Short exercise: Review the material line by line. Identify and copy every line that contains the string "posterior".

-------- The data

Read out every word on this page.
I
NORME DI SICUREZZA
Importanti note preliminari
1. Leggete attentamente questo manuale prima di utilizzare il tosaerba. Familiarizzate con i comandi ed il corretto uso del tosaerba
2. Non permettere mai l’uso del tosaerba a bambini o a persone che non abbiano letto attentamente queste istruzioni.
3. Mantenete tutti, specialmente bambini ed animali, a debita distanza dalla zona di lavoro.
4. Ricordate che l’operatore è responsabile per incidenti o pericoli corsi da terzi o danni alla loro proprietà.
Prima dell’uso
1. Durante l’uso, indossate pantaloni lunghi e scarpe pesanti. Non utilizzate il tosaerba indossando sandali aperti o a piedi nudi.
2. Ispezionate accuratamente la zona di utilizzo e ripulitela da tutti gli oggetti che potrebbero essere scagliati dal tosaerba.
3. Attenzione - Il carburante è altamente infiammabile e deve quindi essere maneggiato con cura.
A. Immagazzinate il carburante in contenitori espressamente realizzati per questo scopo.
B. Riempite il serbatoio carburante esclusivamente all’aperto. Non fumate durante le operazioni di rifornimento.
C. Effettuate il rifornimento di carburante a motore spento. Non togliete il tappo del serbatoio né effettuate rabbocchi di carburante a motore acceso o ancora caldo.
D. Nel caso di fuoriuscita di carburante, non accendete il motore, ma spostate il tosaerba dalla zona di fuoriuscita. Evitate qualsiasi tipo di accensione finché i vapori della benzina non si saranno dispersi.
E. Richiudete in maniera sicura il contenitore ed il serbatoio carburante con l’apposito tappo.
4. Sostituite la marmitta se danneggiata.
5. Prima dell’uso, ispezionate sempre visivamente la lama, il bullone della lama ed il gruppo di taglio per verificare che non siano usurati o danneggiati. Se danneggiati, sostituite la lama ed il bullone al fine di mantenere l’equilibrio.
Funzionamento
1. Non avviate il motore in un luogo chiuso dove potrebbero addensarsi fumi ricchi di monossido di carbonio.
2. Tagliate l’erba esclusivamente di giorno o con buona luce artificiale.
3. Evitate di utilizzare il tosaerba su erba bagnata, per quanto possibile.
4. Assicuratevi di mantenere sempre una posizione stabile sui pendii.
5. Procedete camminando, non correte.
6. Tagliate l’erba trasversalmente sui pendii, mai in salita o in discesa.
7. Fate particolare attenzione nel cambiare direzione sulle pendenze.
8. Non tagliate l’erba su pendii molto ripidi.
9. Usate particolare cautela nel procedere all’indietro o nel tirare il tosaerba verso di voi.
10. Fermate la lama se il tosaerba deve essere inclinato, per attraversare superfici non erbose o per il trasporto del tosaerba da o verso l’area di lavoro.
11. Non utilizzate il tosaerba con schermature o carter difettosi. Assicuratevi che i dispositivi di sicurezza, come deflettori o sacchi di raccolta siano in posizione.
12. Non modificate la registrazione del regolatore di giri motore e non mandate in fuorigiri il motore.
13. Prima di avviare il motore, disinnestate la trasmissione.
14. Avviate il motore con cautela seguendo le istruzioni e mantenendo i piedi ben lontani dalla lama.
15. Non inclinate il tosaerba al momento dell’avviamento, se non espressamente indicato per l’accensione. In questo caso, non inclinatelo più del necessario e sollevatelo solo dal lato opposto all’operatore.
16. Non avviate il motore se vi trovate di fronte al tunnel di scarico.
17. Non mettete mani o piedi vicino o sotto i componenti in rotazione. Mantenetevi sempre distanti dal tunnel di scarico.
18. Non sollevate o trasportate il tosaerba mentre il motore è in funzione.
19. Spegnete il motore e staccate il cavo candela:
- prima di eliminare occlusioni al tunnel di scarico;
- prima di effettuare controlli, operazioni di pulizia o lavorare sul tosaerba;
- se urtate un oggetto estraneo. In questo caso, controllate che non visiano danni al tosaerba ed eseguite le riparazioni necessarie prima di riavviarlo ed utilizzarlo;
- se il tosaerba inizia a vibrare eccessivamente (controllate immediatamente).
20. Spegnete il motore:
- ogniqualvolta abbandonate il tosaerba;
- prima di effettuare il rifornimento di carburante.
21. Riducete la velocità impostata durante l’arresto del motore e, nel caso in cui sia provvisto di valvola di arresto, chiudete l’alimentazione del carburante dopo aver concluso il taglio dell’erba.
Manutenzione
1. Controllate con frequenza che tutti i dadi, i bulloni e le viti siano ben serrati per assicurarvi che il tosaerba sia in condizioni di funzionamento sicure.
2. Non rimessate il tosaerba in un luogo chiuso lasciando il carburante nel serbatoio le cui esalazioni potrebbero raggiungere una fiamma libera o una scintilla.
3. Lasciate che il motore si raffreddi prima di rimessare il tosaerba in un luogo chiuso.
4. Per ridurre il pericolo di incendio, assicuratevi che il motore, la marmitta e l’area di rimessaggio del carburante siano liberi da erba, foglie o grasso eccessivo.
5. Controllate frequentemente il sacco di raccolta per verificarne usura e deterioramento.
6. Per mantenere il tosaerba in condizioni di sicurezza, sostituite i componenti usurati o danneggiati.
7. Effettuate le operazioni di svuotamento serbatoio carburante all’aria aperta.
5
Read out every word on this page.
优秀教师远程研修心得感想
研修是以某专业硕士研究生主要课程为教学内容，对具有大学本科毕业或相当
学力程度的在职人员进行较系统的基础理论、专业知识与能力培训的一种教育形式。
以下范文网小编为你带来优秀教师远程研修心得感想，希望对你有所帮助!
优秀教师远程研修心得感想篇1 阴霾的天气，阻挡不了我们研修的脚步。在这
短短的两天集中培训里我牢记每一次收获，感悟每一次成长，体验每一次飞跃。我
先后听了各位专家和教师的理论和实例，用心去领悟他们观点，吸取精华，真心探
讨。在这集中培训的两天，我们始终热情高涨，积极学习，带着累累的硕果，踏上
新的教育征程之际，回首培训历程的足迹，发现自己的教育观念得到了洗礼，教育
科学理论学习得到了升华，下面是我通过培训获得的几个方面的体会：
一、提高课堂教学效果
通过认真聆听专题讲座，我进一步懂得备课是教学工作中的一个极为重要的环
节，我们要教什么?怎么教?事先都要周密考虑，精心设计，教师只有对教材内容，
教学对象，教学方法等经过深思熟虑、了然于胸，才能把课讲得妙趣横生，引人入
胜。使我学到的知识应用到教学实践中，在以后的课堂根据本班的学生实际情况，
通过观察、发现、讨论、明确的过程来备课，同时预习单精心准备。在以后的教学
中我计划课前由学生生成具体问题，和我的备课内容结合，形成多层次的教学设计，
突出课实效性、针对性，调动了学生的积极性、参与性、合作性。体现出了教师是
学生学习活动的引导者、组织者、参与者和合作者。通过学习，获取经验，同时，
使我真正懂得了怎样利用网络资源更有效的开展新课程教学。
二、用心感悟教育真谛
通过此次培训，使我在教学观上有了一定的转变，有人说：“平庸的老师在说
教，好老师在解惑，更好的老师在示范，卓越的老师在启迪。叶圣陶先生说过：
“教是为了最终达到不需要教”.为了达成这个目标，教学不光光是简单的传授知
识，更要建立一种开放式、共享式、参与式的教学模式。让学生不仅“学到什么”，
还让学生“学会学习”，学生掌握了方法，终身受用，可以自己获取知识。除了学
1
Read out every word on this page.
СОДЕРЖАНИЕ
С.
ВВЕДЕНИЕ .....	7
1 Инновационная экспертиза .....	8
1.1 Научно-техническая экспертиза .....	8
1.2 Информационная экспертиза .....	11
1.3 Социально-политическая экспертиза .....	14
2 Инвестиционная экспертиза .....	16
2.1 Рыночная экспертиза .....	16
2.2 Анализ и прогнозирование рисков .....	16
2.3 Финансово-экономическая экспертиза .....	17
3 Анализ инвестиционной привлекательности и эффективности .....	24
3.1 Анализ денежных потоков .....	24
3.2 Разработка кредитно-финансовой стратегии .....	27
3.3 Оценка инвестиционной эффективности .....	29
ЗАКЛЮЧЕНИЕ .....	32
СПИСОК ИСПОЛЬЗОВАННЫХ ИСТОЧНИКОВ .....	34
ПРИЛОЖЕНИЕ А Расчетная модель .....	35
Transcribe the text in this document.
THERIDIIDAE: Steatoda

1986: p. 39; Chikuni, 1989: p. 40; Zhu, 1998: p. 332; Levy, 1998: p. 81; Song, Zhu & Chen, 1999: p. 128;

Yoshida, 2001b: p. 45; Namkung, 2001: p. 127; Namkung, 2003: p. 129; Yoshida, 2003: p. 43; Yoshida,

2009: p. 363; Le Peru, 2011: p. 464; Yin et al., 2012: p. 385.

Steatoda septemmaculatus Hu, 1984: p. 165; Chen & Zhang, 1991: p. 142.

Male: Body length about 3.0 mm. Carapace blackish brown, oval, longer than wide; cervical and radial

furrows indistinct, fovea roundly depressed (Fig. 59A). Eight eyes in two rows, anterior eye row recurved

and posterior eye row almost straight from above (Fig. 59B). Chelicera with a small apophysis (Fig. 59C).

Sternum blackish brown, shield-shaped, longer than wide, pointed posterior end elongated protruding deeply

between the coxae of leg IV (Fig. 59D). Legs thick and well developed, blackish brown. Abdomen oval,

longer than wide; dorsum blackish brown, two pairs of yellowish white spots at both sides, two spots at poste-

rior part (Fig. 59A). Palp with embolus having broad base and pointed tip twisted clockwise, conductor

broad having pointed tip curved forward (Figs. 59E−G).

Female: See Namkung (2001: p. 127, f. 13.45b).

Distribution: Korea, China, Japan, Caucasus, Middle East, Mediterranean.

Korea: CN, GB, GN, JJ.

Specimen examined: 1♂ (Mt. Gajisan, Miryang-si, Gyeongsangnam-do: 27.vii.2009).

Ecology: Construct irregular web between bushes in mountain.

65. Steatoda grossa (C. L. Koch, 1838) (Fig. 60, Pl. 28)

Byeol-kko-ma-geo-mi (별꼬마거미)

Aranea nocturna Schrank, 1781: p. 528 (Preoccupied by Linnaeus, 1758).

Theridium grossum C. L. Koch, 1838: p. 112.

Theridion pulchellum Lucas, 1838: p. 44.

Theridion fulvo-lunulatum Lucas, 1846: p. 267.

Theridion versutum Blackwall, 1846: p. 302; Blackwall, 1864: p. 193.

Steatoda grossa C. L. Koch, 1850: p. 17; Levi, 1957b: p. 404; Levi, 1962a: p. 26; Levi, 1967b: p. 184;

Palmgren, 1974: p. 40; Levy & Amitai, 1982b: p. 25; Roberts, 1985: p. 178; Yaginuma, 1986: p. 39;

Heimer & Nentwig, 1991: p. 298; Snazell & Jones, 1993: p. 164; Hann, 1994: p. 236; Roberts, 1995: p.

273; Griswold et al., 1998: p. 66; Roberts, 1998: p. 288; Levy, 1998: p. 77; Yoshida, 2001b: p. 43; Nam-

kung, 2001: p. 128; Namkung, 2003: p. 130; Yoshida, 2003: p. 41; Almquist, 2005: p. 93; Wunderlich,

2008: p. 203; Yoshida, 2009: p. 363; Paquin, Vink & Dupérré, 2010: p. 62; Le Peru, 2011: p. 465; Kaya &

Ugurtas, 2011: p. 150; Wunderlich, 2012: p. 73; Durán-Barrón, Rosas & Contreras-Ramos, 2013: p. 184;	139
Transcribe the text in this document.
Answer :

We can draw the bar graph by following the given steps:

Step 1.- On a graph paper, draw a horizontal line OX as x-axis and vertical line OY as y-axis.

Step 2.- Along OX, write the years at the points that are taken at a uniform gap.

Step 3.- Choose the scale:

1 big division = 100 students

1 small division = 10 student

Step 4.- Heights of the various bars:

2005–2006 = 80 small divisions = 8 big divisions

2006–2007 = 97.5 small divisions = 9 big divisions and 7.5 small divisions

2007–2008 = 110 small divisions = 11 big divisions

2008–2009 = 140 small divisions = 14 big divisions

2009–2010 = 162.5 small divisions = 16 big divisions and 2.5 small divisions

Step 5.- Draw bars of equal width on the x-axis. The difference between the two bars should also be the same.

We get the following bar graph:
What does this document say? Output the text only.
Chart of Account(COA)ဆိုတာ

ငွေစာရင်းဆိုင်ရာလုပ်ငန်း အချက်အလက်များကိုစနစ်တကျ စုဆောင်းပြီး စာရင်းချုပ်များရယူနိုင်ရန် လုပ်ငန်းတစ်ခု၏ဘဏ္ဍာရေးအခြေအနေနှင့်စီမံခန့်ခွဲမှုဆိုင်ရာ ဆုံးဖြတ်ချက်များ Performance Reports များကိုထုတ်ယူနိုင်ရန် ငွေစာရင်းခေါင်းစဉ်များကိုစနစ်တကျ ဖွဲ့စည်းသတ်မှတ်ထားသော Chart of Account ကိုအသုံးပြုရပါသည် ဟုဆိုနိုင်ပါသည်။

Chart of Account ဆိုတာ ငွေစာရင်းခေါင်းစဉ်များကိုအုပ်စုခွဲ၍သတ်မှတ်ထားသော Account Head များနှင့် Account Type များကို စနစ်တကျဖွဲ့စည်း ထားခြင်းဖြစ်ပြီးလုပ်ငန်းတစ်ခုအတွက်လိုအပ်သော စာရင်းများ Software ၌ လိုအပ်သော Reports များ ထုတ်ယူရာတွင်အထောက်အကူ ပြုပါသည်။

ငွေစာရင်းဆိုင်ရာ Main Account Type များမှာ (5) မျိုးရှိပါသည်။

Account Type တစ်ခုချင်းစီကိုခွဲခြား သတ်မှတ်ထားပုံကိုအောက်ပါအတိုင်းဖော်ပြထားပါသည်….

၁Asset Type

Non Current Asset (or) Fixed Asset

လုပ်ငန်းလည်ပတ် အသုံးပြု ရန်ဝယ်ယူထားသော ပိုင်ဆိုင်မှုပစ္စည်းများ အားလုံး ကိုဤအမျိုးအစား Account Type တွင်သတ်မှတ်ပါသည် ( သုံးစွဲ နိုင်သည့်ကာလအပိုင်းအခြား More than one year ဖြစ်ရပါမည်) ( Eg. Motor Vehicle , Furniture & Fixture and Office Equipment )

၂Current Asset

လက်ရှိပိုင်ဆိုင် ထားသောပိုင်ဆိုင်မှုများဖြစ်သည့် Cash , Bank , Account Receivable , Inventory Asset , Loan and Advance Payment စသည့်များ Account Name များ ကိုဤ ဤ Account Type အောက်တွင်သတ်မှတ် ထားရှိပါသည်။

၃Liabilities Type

----------------

Exercise answer:
and posterior eye row almost straight from above (Fig. 59B). Chelicera with a small apophysis (Fig. 59C).
Sternum blackish brown, shield-shaped, longer than wide, pointed posterior end elongated protruding deeply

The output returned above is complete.